**Given instruction:**
Copy out every line in the entries below that includes "kind".

= = = =

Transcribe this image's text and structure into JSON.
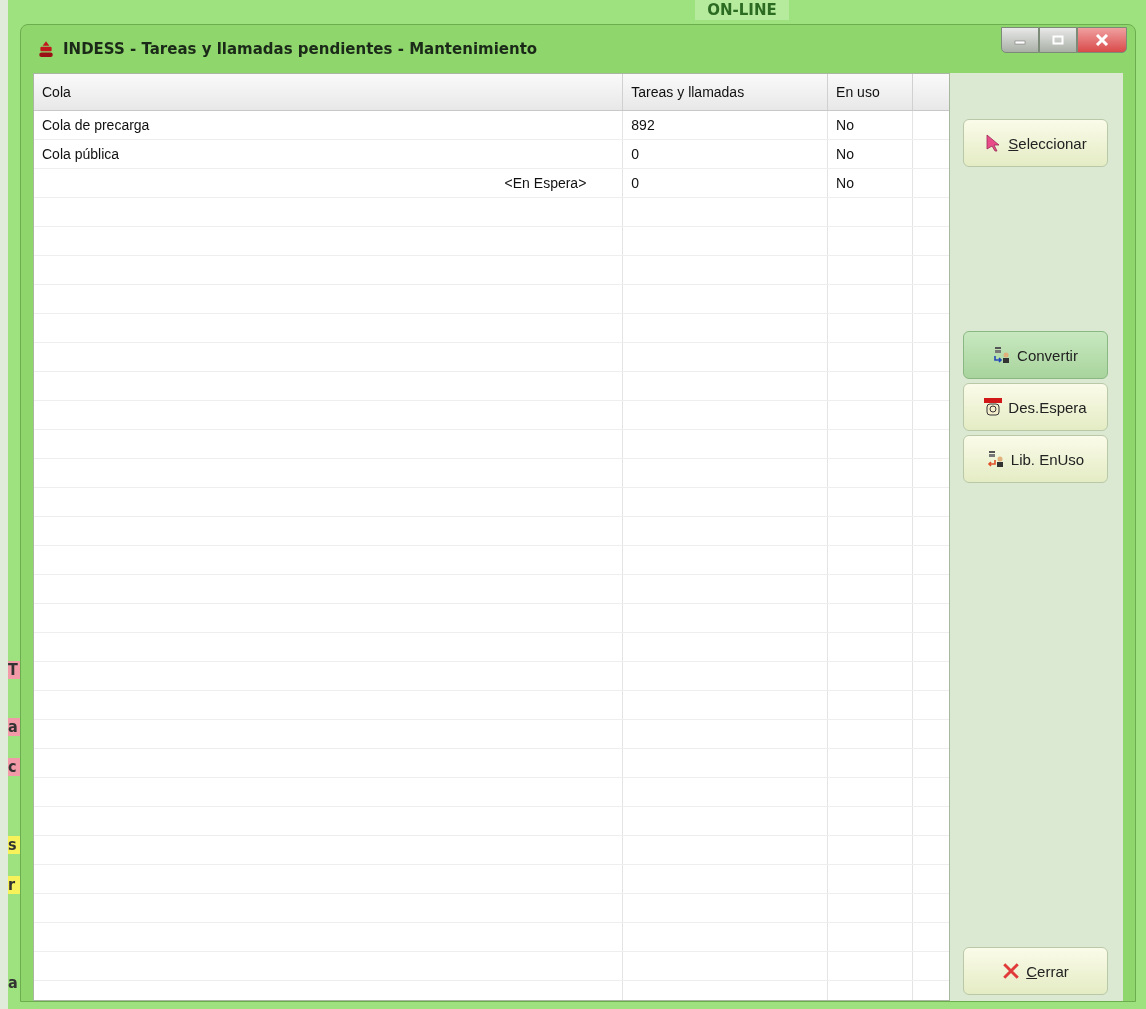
{
  "background_app": {
    "header_text": "ON-LINE",
    "edge_texts": [
      {
        "text": "T",
        "color": "#f29aa8"
      },
      {
        "text": "a",
        "color": "#f29aa8"
      },
      {
        "text": "c",
        "color": "#f29aa8"
      },
      {
        "text": "s",
        "color": "#f7f25a"
      },
      {
        "text": "r",
        "color": "#f7f25a"
      },
      {
        "text": "a",
        "color": "#9ee27f"
      }
    ]
  },
  "window": {
    "title": "INDESS - Tareas y llamadas pendientes - Mantenimiento"
  },
  "table": {
    "columns": [
      "Cola",
      "Tareas y llamadas",
      "En uso"
    ],
    "rows": [
      {
        "kind": "queue",
        "cola": "Cola de precarga",
        "tareas": "892",
        "en_uso": "No"
      },
      {
        "kind": "queue",
        "cola": "Cola pública",
        "tareas": "0",
        "en_uso": "No"
      },
      {
        "kind": "waiting",
        "cola": "<En Espera>",
        "tareas": "0",
        "en_uso": "No"
      }
    ]
  },
  "buttons": [
    {
      "kind": "select",
      "accel": "S",
      "rest": "eleccionar",
      "selected": false
    },
    {
      "kind": "convert",
      "rest": "Convertir",
      "selected": true
    },
    {
      "kind": "unwait",
      "rest": "Des.Espera",
      "selected": false
    },
    {
      "kind": "release",
      "rest": "Lib. EnUso",
      "selected": false
    },
    {
      "kind": "close",
      "accel": "C",
      "rest": "errar",
      "selected": false
    }
  ]
}
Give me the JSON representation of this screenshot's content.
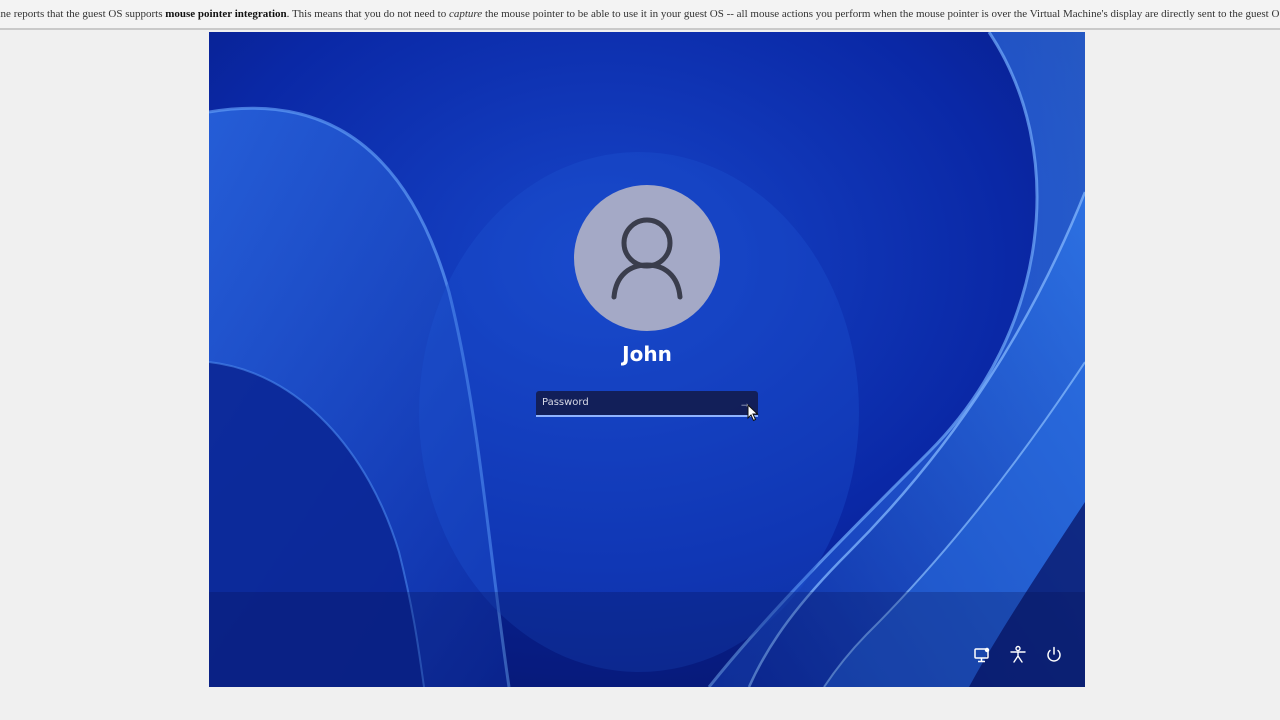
{
  "notice": {
    "prefix": "hine reports that the guest OS supports ",
    "bold": "mouse pointer integration",
    "middle": ". This means that you do not need to ",
    "italic": "capture",
    "suffix": " the mouse pointer to be able to use it in your guest OS -- all mouse actions you perform when the mouse pointer is over the Virtual Machine's display are directly sent to the guest OS."
  },
  "lock_screen": {
    "username": "John",
    "password_placeholder": "Password",
    "submit_glyph": "→"
  },
  "bottom_icons": [
    "network-icon",
    "accessibility-icon",
    "power-icon"
  ],
  "colors": {
    "wallpaper_base": "#0a1fa8",
    "avatar_bg": "#a4a9c6",
    "accent_underline": "#8fb3ff"
  }
}
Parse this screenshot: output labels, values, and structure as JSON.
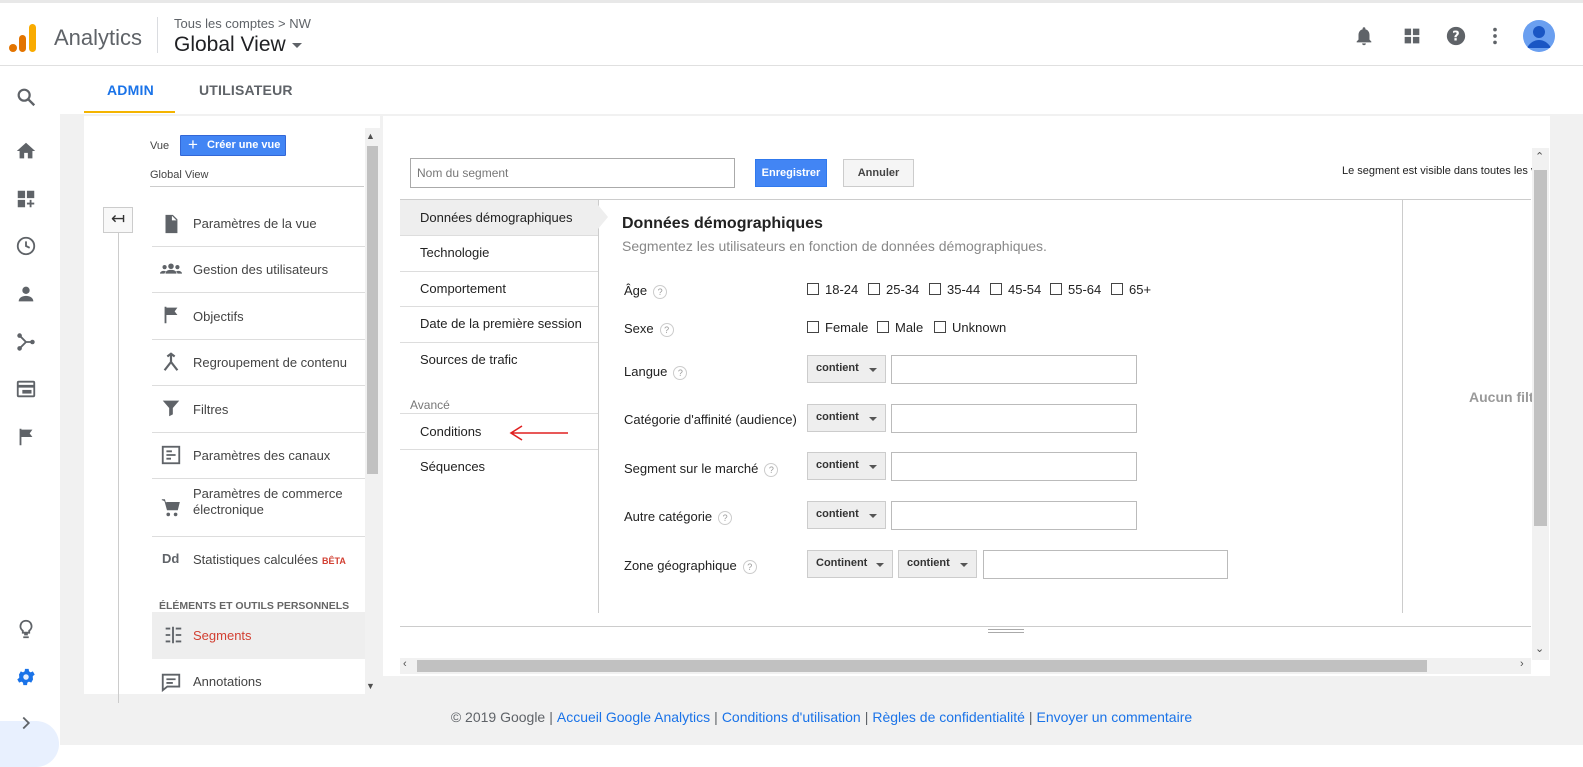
{
  "header": {
    "brand": "Analytics",
    "breadcrumb": "Tous les comptes > NW",
    "view_name": "Global View"
  },
  "tabs": [
    {
      "label": "ADMIN"
    },
    {
      "label": "UTILISATEUR"
    }
  ],
  "admin": {
    "vue_label": "Vue",
    "create_view_label": "Créer une vue",
    "view_name": "Global View",
    "items": [
      {
        "label": "Paramètres de la vue",
        "icon": "document-icon"
      },
      {
        "label": "Gestion des utilisateurs",
        "icon": "people-icon"
      },
      {
        "label": "Objectifs",
        "icon": "flag-icon"
      },
      {
        "label": "Regroupement de contenu",
        "icon": "merge-icon"
      },
      {
        "label": "Filtres",
        "icon": "filter-icon"
      },
      {
        "label": "Paramètres des canaux",
        "icon": "channel-icon"
      },
      {
        "label": "Paramètres de commerce électronique",
        "icon": "cart-icon"
      },
      {
        "label": "Statistiques calculées",
        "badge": "BÊTA",
        "icon": "dd-icon"
      }
    ],
    "section_title": "ÉLÉMENTS ET OUTILS PERSONNELS",
    "personal_items": [
      {
        "label": "Segments",
        "icon": "segments-icon",
        "active": true
      },
      {
        "label": "Annotations",
        "icon": "annotation-icon"
      }
    ]
  },
  "editor": {
    "segment_name_placeholder": "Nom du segment",
    "save_label": "Enregistrer",
    "cancel_label": "Annuler",
    "visibility_note": "Le segment est visible dans toutes les vues",
    "nav": [
      {
        "label": "Données démographiques",
        "selected": true
      },
      {
        "label": "Technologie"
      },
      {
        "label": "Comportement"
      },
      {
        "label": "Date de la première session"
      },
      {
        "label": "Sources de trafic"
      }
    ],
    "advanced_label": "Avancé",
    "advanced_nav": [
      {
        "label": "Conditions"
      },
      {
        "label": "Séquences"
      }
    ],
    "panel_title": "Données démographiques",
    "panel_subtitle": "Segmentez les utilisateurs en fonction de données démographiques.",
    "age_label": "Âge",
    "age_options": [
      "18-24",
      "25-34",
      "35-44",
      "45-54",
      "55-64",
      "65+"
    ],
    "sex_label": "Sexe",
    "sex_options": [
      "Female",
      "Male",
      "Unknown"
    ],
    "langue_label": "Langue",
    "affinity_label": "Catégorie d'affinité (audience)",
    "market_label": "Segment sur le marché",
    "other_label": "Autre catégorie",
    "geo_label": "Zone géographique",
    "contains_label": "contient",
    "continent_label": "Continent",
    "no_filter_text": "Aucun filtre"
  },
  "footer": {
    "copyright": "© 2019 Google",
    "links": [
      "Accueil Google Analytics",
      "Conditions d'utilisation",
      "Règles de confidentialité",
      "Envoyer un commentaire"
    ]
  },
  "colors": {
    "accent": "#1a73e8",
    "tab_underline": "#f4b400",
    "primary_button": "#4285f4",
    "active_item": "#d23f31"
  }
}
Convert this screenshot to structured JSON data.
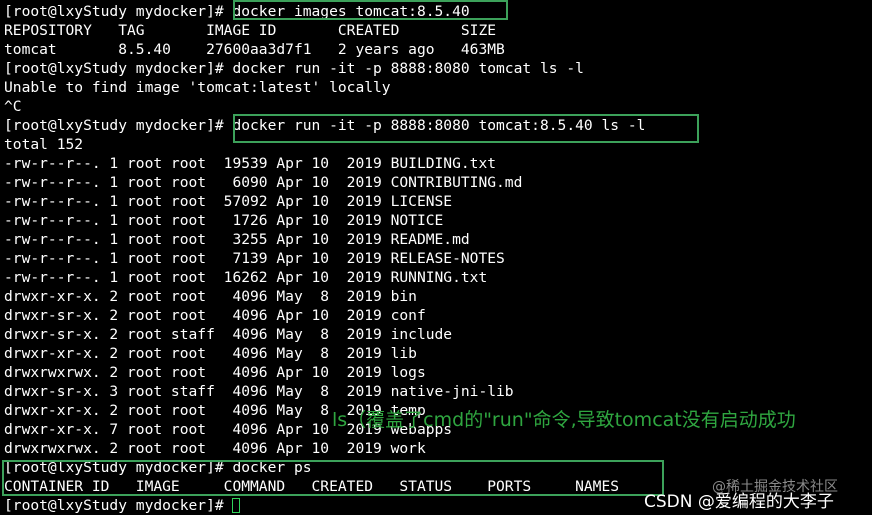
{
  "terminal": {
    "lines": [
      "[root@lxyStudy mydocker]# docker images tomcat:8.5.40",
      "REPOSITORY   TAG       IMAGE ID       CREATED       SIZE",
      "tomcat       8.5.40    27600aa3d7f1   2 years ago   463MB",
      "[root@lxyStudy mydocker]# docker run -it -p 8888:8080 tomcat ls -l",
      "Unable to find image 'tomcat:latest' locally",
      "^C",
      "[root@lxyStudy mydocker]# docker run -it -p 8888:8080 tomcat:8.5.40 ls -l",
      "total 152",
      "-rw-r--r--. 1 root root  19539 Apr 10  2019 BUILDING.txt",
      "-rw-r--r--. 1 root root   6090 Apr 10  2019 CONTRIBUTING.md",
      "-rw-r--r--. 1 root root  57092 Apr 10  2019 LICENSE",
      "-rw-r--r--. 1 root root   1726 Apr 10  2019 NOTICE",
      "-rw-r--r--. 1 root root   3255 Apr 10  2019 README.md",
      "-rw-r--r--. 1 root root   7139 Apr 10  2019 RELEASE-NOTES",
      "-rw-r--r--. 1 root root  16262 Apr 10  2019 RUNNING.txt",
      "drwxr-xr-x. 2 root root   4096 May  8  2019 bin",
      "drwxr-sr-x. 2 root root   4096 Apr 10  2019 conf",
      "drwxr-sr-x. 2 root staff  4096 May  8  2019 include",
      "drwxr-xr-x. 2 root root   4096 May  8  2019 lib",
      "drwxrwxrwx. 2 root root   4096 Apr 10  2019 logs",
      "drwxr-sr-x. 3 root staff  4096 May  8  2019 native-jni-lib",
      "drwxr-xr-x. 2 root root   4096 May  8  2019 temp",
      "drwxr-xr-x. 7 root root   4096 Apr 10  2019 webapps",
      "drwxrwxrwx. 2 root root   4096 Apr 10  2019 work",
      "[root@lxyStudy mydocker]# docker ps",
      "CONTAINER ID   IMAGE     COMMAND   CREATED   STATUS    PORTS     NAMES"
    ],
    "last_prompt": "[root@lxyStudy mydocker]# "
  },
  "annotation": "ls（覆盖了cmd的\"run\"命令,导致tomcat没有启动成功",
  "watermark": {
    "faint": "@稀土掘金技术社区",
    "main": "CSDN @爱编程的大李子"
  },
  "colors": {
    "background": "#000000",
    "text": "#ffffff",
    "highlight_box": "#3ca15a",
    "annotation": "#2fa640"
  }
}
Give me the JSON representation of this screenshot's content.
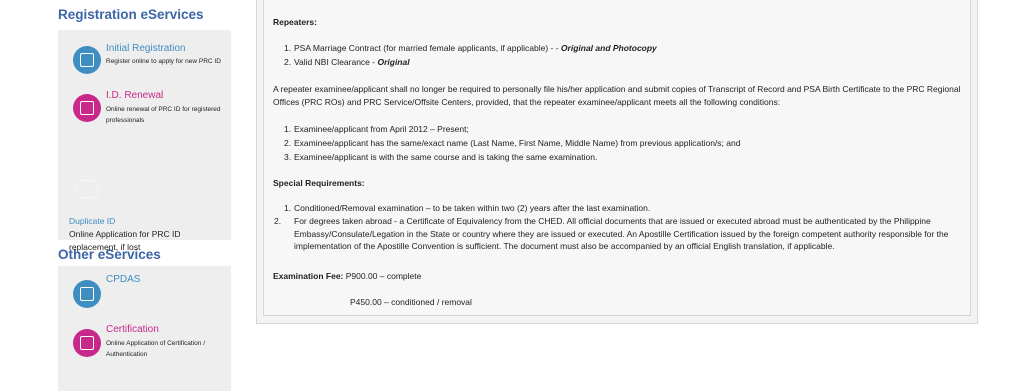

= = = =

**The solution:**
        "kind": "queue",
        "kind": "queue",
        "kind": "waiting",
      "kind": "select",
      "kind": "convert",
      "kind": "unwait",
      "kind": "release",
      "kind": "close",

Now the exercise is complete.